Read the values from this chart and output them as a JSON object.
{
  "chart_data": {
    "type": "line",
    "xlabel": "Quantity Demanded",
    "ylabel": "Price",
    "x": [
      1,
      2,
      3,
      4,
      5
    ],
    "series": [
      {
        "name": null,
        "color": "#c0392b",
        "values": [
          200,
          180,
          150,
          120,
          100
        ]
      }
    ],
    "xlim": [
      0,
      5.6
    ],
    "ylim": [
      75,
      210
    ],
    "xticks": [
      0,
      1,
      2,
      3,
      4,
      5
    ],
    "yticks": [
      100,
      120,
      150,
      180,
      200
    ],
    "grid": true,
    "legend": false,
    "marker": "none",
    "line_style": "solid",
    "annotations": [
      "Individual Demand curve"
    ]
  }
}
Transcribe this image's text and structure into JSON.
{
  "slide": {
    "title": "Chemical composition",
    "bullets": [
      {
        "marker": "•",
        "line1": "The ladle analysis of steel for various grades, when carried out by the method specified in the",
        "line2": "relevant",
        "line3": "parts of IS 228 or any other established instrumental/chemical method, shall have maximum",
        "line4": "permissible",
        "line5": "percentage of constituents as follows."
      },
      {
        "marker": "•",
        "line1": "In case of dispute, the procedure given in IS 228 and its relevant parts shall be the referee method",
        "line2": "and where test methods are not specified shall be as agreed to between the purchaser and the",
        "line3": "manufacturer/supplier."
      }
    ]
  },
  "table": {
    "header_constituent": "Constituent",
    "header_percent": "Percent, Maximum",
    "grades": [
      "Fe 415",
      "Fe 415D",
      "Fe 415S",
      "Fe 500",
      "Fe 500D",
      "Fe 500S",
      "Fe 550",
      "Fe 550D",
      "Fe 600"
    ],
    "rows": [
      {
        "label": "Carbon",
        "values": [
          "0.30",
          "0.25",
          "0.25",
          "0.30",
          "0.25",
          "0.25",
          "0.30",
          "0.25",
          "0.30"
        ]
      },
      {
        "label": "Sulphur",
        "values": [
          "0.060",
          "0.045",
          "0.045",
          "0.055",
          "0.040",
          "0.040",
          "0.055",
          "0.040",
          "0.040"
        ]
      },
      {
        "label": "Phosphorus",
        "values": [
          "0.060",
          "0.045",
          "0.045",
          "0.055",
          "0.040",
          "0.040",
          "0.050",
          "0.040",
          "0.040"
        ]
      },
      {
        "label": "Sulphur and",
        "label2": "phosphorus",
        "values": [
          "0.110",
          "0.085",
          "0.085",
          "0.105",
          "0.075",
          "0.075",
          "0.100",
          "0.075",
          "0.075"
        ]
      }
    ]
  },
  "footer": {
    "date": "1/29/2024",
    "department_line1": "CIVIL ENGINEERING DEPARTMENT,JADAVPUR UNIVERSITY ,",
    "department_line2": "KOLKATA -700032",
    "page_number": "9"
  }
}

Directive
Repeat all entries. Match them exactly.

Worked answer
Read the values from this chart and output them as a JSON object.
{
  "chart_data": {
    "type": "line",
    "xlabel": "Quantity Demanded",
    "ylabel": "Price",
    "x": [
      1,
      2,
      3,
      4,
      5
    ],
    "series": [
      {
        "name": null,
        "color": "#c0392b",
        "values": [
          200,
          180,
          150,
          120,
          100
        ]
      }
    ],
    "xlim": [
      0,
      5.6
    ],
    "ylim": [
      75,
      210
    ],
    "xticks": [
      0,
      1,
      2,
      3,
      4,
      5
    ],
    "yticks": [
      100,
      120,
      150,
      180,
      200
    ],
    "grid": true,
    "legend": false,
    "marker": "none",
    "line_style": "solid",
    "annotations": [
      "Individual Demand curve"
    ]
  }
}
Transcribe this image's text and structure into JSON.
{
  "slide": {
    "title": "Chemical composition",
    "bullets": [
      {
        "marker": "•",
        "line1": "The ladle analysis of steel for various grades, when carried out by the method specified in the",
        "line2": "relevant",
        "line3": "parts of IS 228 or any other established instrumental/chemical method, shall have maximum",
        "line4": "permissible",
        "line5": "percentage of constituents as follows."
      },
      {
        "marker": "•",
        "line1": "In case of dispute, the procedure given in IS 228 and its relevant parts shall be the referee method",
        "line2": "and where test methods are not specified shall be as agreed to between the purchaser and the",
        "line3": "manufacturer/supplier."
      }
    ]
  },
  "table": {
    "header_constituent": "Constituent",
    "header_percent": "Percent, Maximum",
    "grades": [
      "Fe 415",
      "Fe 415D",
      "Fe 415S",
      "Fe 500",
      "Fe 500D",
      "Fe 500S",
      "Fe 550",
      "Fe 550D",
      "Fe 600"
    ],
    "rows": [
      {
        "label": "Carbon",
        "values": [
          "0.30",
          "0.25",
          "0.25",
          "0.30",
          "0.25",
          "0.25",
          "0.30",
          "0.25",
          "0.30"
        ]
      },
      {
        "label": "Sulphur",
        "values": [
          "0.060",
          "0.045",
          "0.045",
          "0.055",
          "0.040",
          "0.040",
          "0.055",
          "0.040",
          "0.040"
        ]
      },
      {
        "label": "Phosphorus",
        "values": [
          "0.060",
          "0.045",
          "0.045",
          "0.055",
          "0.040",
          "0.040",
          "0.050",
          "0.040",
          "0.040"
        ]
      },
      {
        "label": "Sulphur and",
        "label2": "phosphorus",
        "values": [
          "0.110",
          "0.085",
          "0.085",
          "0.105",
          "0.075",
          "0.075",
          "0.100",
          "0.075",
          "0.075"
        ]
      }
    ]
  },
  "footer": {
    "date": "1/29/2024",
    "department_line1": "CIVIL ENGINEERING DEPARTMENT,JADAVPUR UNIVERSITY ,",
    "department_line2": "KOLKATA -700032",
    "page_number": "9"
  }
}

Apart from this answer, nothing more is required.